**Job:**
Leave out the images and repeat the listing below without a single change.

(Data records)

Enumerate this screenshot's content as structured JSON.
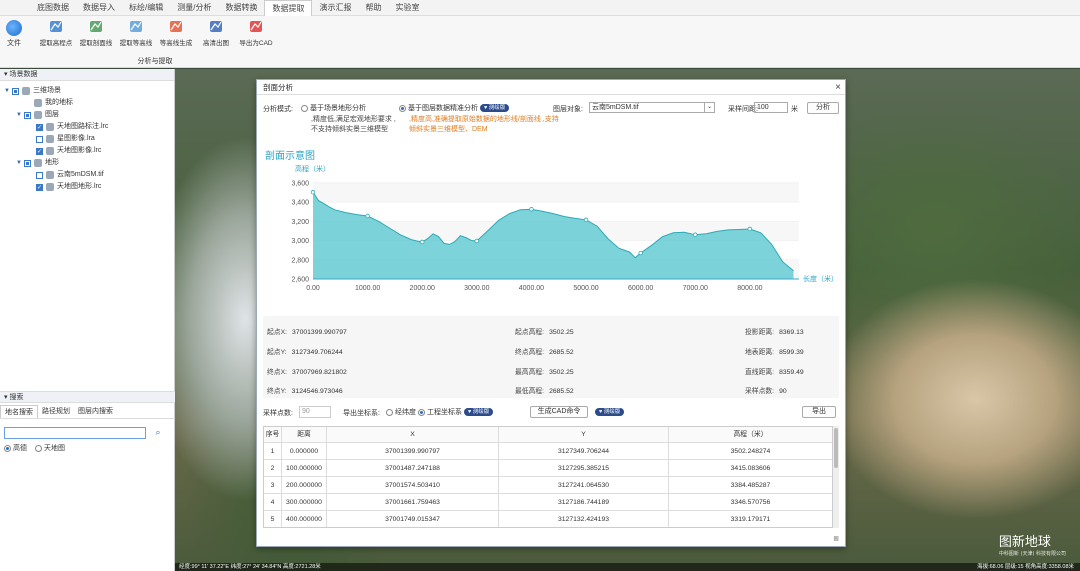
{
  "menu": [
    "底图数据",
    "数据导入",
    "标绘/编辑",
    "测量/分析",
    "数据转换",
    "数据提取",
    "演示汇报",
    "帮助",
    "实验室"
  ],
  "menu_active": 5,
  "ribbon": {
    "file_label": "文件",
    "tools": [
      {
        "label": "提取高程点",
        "icon": "elevation-point-icon"
      },
      {
        "label": "提取剖面线",
        "icon": "profile-line-icon"
      },
      {
        "label": "提取等高线",
        "icon": "contour-icon"
      },
      {
        "label": "等高线生成",
        "icon": "contour-generate-icon"
      },
      {
        "label": "高清出图",
        "icon": "scissors-icon"
      },
      {
        "label": "导出为CAD",
        "icon": "cad-export-icon"
      }
    ],
    "group_label": "分析与提取"
  },
  "left_panel": {
    "title": "场景数据",
    "tree": [
      {
        "label": "三维场景",
        "level": 0,
        "check": "half",
        "expand": "▼",
        "icon": "globe-icon"
      },
      {
        "label": "我的地标",
        "level": 1,
        "check": "none",
        "expand": "",
        "icon": "pin-icon"
      },
      {
        "label": "图层",
        "level": 1,
        "check": "half",
        "expand": "▼",
        "icon": "layers-icon"
      },
      {
        "label": "天地图路标注.lrc",
        "level": 2,
        "check": "on",
        "expand": "",
        "icon": "layer-file-icon"
      },
      {
        "label": "星图影像.lra",
        "level": 2,
        "check": "off",
        "expand": "",
        "icon": "layer-file-icon"
      },
      {
        "label": "天地图影像.lrc",
        "level": 2,
        "check": "on",
        "expand": "",
        "icon": "layer-file-icon"
      },
      {
        "label": "地形",
        "level": 1,
        "check": "half",
        "expand": "▼",
        "icon": "terrain-icon"
      },
      {
        "label": "云南5mDSM.tif",
        "level": 2,
        "check": "off",
        "expand": "",
        "icon": "layer-file-icon"
      },
      {
        "label": "天地图地形.lrc",
        "level": 2,
        "check": "on",
        "expand": "",
        "icon": "layer-file-icon"
      }
    ],
    "search_title": "搜索",
    "search_tabs": [
      "地名搜索",
      "路径规划",
      "图层内搜索"
    ],
    "search_placeholder": "",
    "search_sources": [
      "高德",
      "天地图"
    ]
  },
  "map": {
    "watermark": "图新地球",
    "watermark_small": "中科图新 (天津) 科技有限公司",
    "status_left": "经度:99° 11' 37.22\"E  纬度:27° 24' 34.84\"N  高度:2721.28米",
    "status_right": "海拔:68.06  层级:15  视角高度:3358.08米"
  },
  "dialog": {
    "title": "剖面分析",
    "mode_label": "分析模式:",
    "mode1": "基于场景地形分析",
    "mode1_desc": ",精度低,满足宏观地形要求 ,不支持倾斜实景三维模型",
    "mode2": "基于图层数据精准分析",
    "mode2_badge": "测绘版",
    "mode2_desc": ",精度高,准确提取原始数据的地形线/剖面线 ,支持倾斜实景三维模型、DEM",
    "layer_label": "图层对象:",
    "layer_value": "云南5mDSM.tif",
    "interval_label": "采样间距:",
    "interval_value": "100",
    "interval_unit": "米",
    "analyze_btn": "分析",
    "info": {
      "start_x_l": "起点X:",
      "start_x": "37001399.990797",
      "start_y_l": "起点Y:",
      "start_y": "3127349.706244",
      "end_x_l": "终点X:",
      "end_x": "37007969.821802",
      "end_y_l": "终点Y:",
      "end_y": "3124546.973046",
      "start_h_l": "起点高程:",
      "start_h": "3502.25",
      "end_h_l": "终点高程:",
      "end_h": "2685.52",
      "max_h_l": "最高高程:",
      "max_h": "3502.25",
      "min_h_l": "最低高程:",
      "min_h": "2685.52",
      "proj_l": "投影距离:",
      "proj": "8369.13",
      "surf_l": "地表距离:",
      "surf": "8599.39",
      "line_l": "直线距离:",
      "line": "8359.49",
      "samp_l": "采样点数:",
      "samp": "90"
    },
    "export": {
      "points_label": "采样点数:",
      "points_placeholder": "90",
      "coord_label": "导出坐标系:",
      "opt1": "经纬度",
      "opt2": "工程坐标系",
      "badge": "测绘版",
      "cad_btn": "生成CAD命令",
      "cad_badge": "测绘版",
      "export_btn": "导出"
    },
    "table": {
      "headers": [
        "序号",
        "距离",
        "X",
        "Y",
        "高程（米）"
      ],
      "rows": [
        [
          "1",
          "0.000000",
          "37001399.990797",
          "3127349.706244",
          "3502.248274"
        ],
        [
          "2",
          "100.000000",
          "37001487.247188",
          "3127295.385215",
          "3415.083606"
        ],
        [
          "3",
          "200.000000",
          "37001574.503410",
          "3127241.064530",
          "3384.485287"
        ],
        [
          "4",
          "300.000000",
          "37001661.759463",
          "3127186.744189",
          "3346.570756"
        ],
        [
          "5",
          "400.000000",
          "37001749.015347",
          "3127132.424193",
          "3319.179171"
        ]
      ]
    }
  },
  "chart_data": {
    "type": "area",
    "title": "剖面示意图",
    "ylabel": "高程（米）",
    "xlabel": "长度（米）",
    "xlim": [
      0,
      8900
    ],
    "ylim": [
      2600,
      3650
    ],
    "xticks": [
      0,
      1000,
      2000,
      3000,
      4000,
      5000,
      6000,
      7000,
      8000
    ],
    "xtick_labels": [
      "0.00",
      "1000.00",
      "2000.00",
      "3000.00",
      "4000.00",
      "5000.00",
      "6000.00",
      "7000.00",
      "8000.00"
    ],
    "yticks": [
      2600,
      2800,
      3000,
      3200,
      3400,
      3600
    ],
    "ytick_labels": [
      "2,600",
      "2,800",
      "3,000",
      "3,200",
      "3,400",
      "3,600"
    ],
    "color": "#5bc8d0",
    "grid": true,
    "series": [
      {
        "x": [
          0,
          100,
          200,
          300,
          400,
          600,
          800,
          1000,
          1200,
          1400,
          1600,
          1800,
          1900,
          2000,
          2100,
          2200,
          2300,
          2400,
          2500,
          2600,
          2700,
          2800,
          2900,
          3000,
          3200,
          3400,
          3600,
          3800,
          4000,
          4200,
          4400,
          4600,
          4800,
          5000,
          5200,
          5400,
          5600,
          5700,
          5800,
          5900,
          6000,
          6200,
          6400,
          6600,
          6800,
          7000,
          7200,
          7400,
          7600,
          7800,
          8000,
          8200,
          8400,
          8600,
          8800
        ],
        "y": [
          3502,
          3415,
          3384,
          3347,
          3319,
          3290,
          3270,
          3255,
          3200,
          3130,
          3060,
          3010,
          2995,
          2985,
          3020,
          3070,
          3040,
          2970,
          2960,
          2990,
          3050,
          3030,
          3000,
          2995,
          3100,
          3210,
          3280,
          3320,
          3325,
          3305,
          3280,
          3250,
          3230,
          3215,
          3150,
          3020,
          2920,
          2900,
          2880,
          2820,
          2870,
          2950,
          3040,
          3080,
          3085,
          3060,
          3070,
          3095,
          3110,
          3115,
          3120,
          3080,
          2960,
          2780,
          2685
        ]
      }
    ],
    "markers_x": [
      0,
      1000,
      2000,
      3000,
      4000,
      5000,
      6000,
      7000,
      8000
    ]
  }
}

**Exercise result:**
Enumerate this screenshot's content as structured JSON.
{
  "menu": [
    "底图数据",
    "数据导入",
    "标绘/编辑",
    "测量/分析",
    "数据转换",
    "数据提取",
    "演示汇报",
    "帮助",
    "实验室"
  ],
  "menu_active": 5,
  "ribbon": {
    "file_label": "文件",
    "tools": [
      {
        "label": "提取高程点",
        "icon": "elevation-point-icon"
      },
      {
        "label": "提取剖面线",
        "icon": "profile-line-icon"
      },
      {
        "label": "提取等高线",
        "icon": "contour-icon"
      },
      {
        "label": "等高线生成",
        "icon": "contour-generate-icon"
      },
      {
        "label": "高清出图",
        "icon": "scissors-icon"
      },
      {
        "label": "导出为CAD",
        "icon": "cad-export-icon"
      }
    ],
    "group_label": "分析与提取"
  },
  "left_panel": {
    "title": "场景数据",
    "tree": [
      {
        "label": "三维场景",
        "level": 0,
        "check": "half",
        "expand": "▼",
        "icon": "globe-icon"
      },
      {
        "label": "我的地标",
        "level": 1,
        "check": "none",
        "expand": "",
        "icon": "pin-icon"
      },
      {
        "label": "图层",
        "level": 1,
        "check": "half",
        "expand": "▼",
        "icon": "layers-icon"
      },
      {
        "label": "天地图路标注.lrc",
        "level": 2,
        "check": "on",
        "expand": "",
        "icon": "layer-file-icon"
      },
      {
        "label": "星图影像.lra",
        "level": 2,
        "check": "off",
        "expand": "",
        "icon": "layer-file-icon"
      },
      {
        "label": "天地图影像.lrc",
        "level": 2,
        "check": "on",
        "expand": "",
        "icon": "layer-file-icon"
      },
      {
        "label": "地形",
        "level": 1,
        "check": "half",
        "expand": "▼",
        "icon": "terrain-icon"
      },
      {
        "label": "云南5mDSM.tif",
        "level": 2,
        "check": "off",
        "expand": "",
        "icon": "layer-file-icon"
      },
      {
        "label": "天地图地形.lrc",
        "level": 2,
        "check": "on",
        "expand": "",
        "icon": "layer-file-icon"
      }
    ],
    "search_title": "搜索",
    "search_tabs": [
      "地名搜索",
      "路径规划",
      "图层内搜索"
    ],
    "search_placeholder": "",
    "search_sources": [
      "高德",
      "天地图"
    ]
  },
  "map": {
    "watermark": "图新地球",
    "watermark_small": "中科图新 (天津) 科技有限公司",
    "status_left": "经度:99° 11' 37.22\"E  纬度:27° 24' 34.84\"N  高度:2721.28米",
    "status_right": "海拔:68.06  层级:15  视角高度:3358.08米"
  },
  "dialog": {
    "title": "剖面分析",
    "mode_label": "分析模式:",
    "mode1": "基于场景地形分析",
    "mode1_desc": ",精度低,满足宏观地形要求 ,不支持倾斜实景三维模型",
    "mode2": "基于图层数据精准分析",
    "mode2_badge": "测绘版",
    "mode2_desc": ",精度高,准确提取原始数据的地形线/剖面线 ,支持倾斜实景三维模型、DEM",
    "layer_label": "图层对象:",
    "layer_value": "云南5mDSM.tif",
    "interval_label": "采样间距:",
    "interval_value": "100",
    "interval_unit": "米",
    "analyze_btn": "分析",
    "info": {
      "start_x_l": "起点X:",
      "start_x": "37001399.990797",
      "start_y_l": "起点Y:",
      "start_y": "3127349.706244",
      "end_x_l": "终点X:",
      "end_x": "37007969.821802",
      "end_y_l": "终点Y:",
      "end_y": "3124546.973046",
      "start_h_l": "起点高程:",
      "start_h": "3502.25",
      "end_h_l": "终点高程:",
      "end_h": "2685.52",
      "max_h_l": "最高高程:",
      "max_h": "3502.25",
      "min_h_l": "最低高程:",
      "min_h": "2685.52",
      "proj_l": "投影距离:",
      "proj": "8369.13",
      "surf_l": "地表距离:",
      "surf": "8599.39",
      "line_l": "直线距离:",
      "line": "8359.49",
      "samp_l": "采样点数:",
      "samp": "90"
    },
    "export": {
      "points_label": "采样点数:",
      "points_placeholder": "90",
      "coord_label": "导出坐标系:",
      "opt1": "经纬度",
      "opt2": "工程坐标系",
      "badge": "测绘版",
      "cad_btn": "生成CAD命令",
      "cad_badge": "测绘版",
      "export_btn": "导出"
    },
    "table": {
      "headers": [
        "序号",
        "距离",
        "X",
        "Y",
        "高程（米）"
      ],
      "rows": [
        [
          "1",
          "0.000000",
          "37001399.990797",
          "3127349.706244",
          "3502.248274"
        ],
        [
          "2",
          "100.000000",
          "37001487.247188",
          "3127295.385215",
          "3415.083606"
        ],
        [
          "3",
          "200.000000",
          "37001574.503410",
          "3127241.064530",
          "3384.485287"
        ],
        [
          "4",
          "300.000000",
          "37001661.759463",
          "3127186.744189",
          "3346.570756"
        ],
        [
          "5",
          "400.000000",
          "37001749.015347",
          "3127132.424193",
          "3319.179171"
        ]
      ]
    }
  },
  "chart_data": {
    "type": "area",
    "title": "剖面示意图",
    "ylabel": "高程（米）",
    "xlabel": "长度（米）",
    "xlim": [
      0,
      8900
    ],
    "ylim": [
      2600,
      3650
    ],
    "xticks": [
      0,
      1000,
      2000,
      3000,
      4000,
      5000,
      6000,
      7000,
      8000
    ],
    "xtick_labels": [
      "0.00",
      "1000.00",
      "2000.00",
      "3000.00",
      "4000.00",
      "5000.00",
      "6000.00",
      "7000.00",
      "8000.00"
    ],
    "yticks": [
      2600,
      2800,
      3000,
      3200,
      3400,
      3600
    ],
    "ytick_labels": [
      "2,600",
      "2,800",
      "3,000",
      "3,200",
      "3,400",
      "3,600"
    ],
    "color": "#5bc8d0",
    "grid": true,
    "series": [
      {
        "x": [
          0,
          100,
          200,
          300,
          400,
          600,
          800,
          1000,
          1200,
          1400,
          1600,
          1800,
          1900,
          2000,
          2100,
          2200,
          2300,
          2400,
          2500,
          2600,
          2700,
          2800,
          2900,
          3000,
          3200,
          3400,
          3600,
          3800,
          4000,
          4200,
          4400,
          4600,
          4800,
          5000,
          5200,
          5400,
          5600,
          5700,
          5800,
          5900,
          6000,
          6200,
          6400,
          6600,
          6800,
          7000,
          7200,
          7400,
          7600,
          7800,
          8000,
          8200,
          8400,
          8600,
          8800
        ],
        "y": [
          3502,
          3415,
          3384,
          3347,
          3319,
          3290,
          3270,
          3255,
          3200,
          3130,
          3060,
          3010,
          2995,
          2985,
          3020,
          3070,
          3040,
          2970,
          2960,
          2990,
          3050,
          3030,
          3000,
          2995,
          3100,
          3210,
          3280,
          3320,
          3325,
          3305,
          3280,
          3250,
          3230,
          3215,
          3150,
          3020,
          2920,
          2900,
          2880,
          2820,
          2870,
          2950,
          3040,
          3080,
          3085,
          3060,
          3070,
          3095,
          3110,
          3115,
          3120,
          3080,
          2960,
          2780,
          2685
        ]
      }
    ],
    "markers_x": [
      0,
      1000,
      2000,
      3000,
      4000,
      5000,
      6000,
      7000,
      8000
    ]
  }
}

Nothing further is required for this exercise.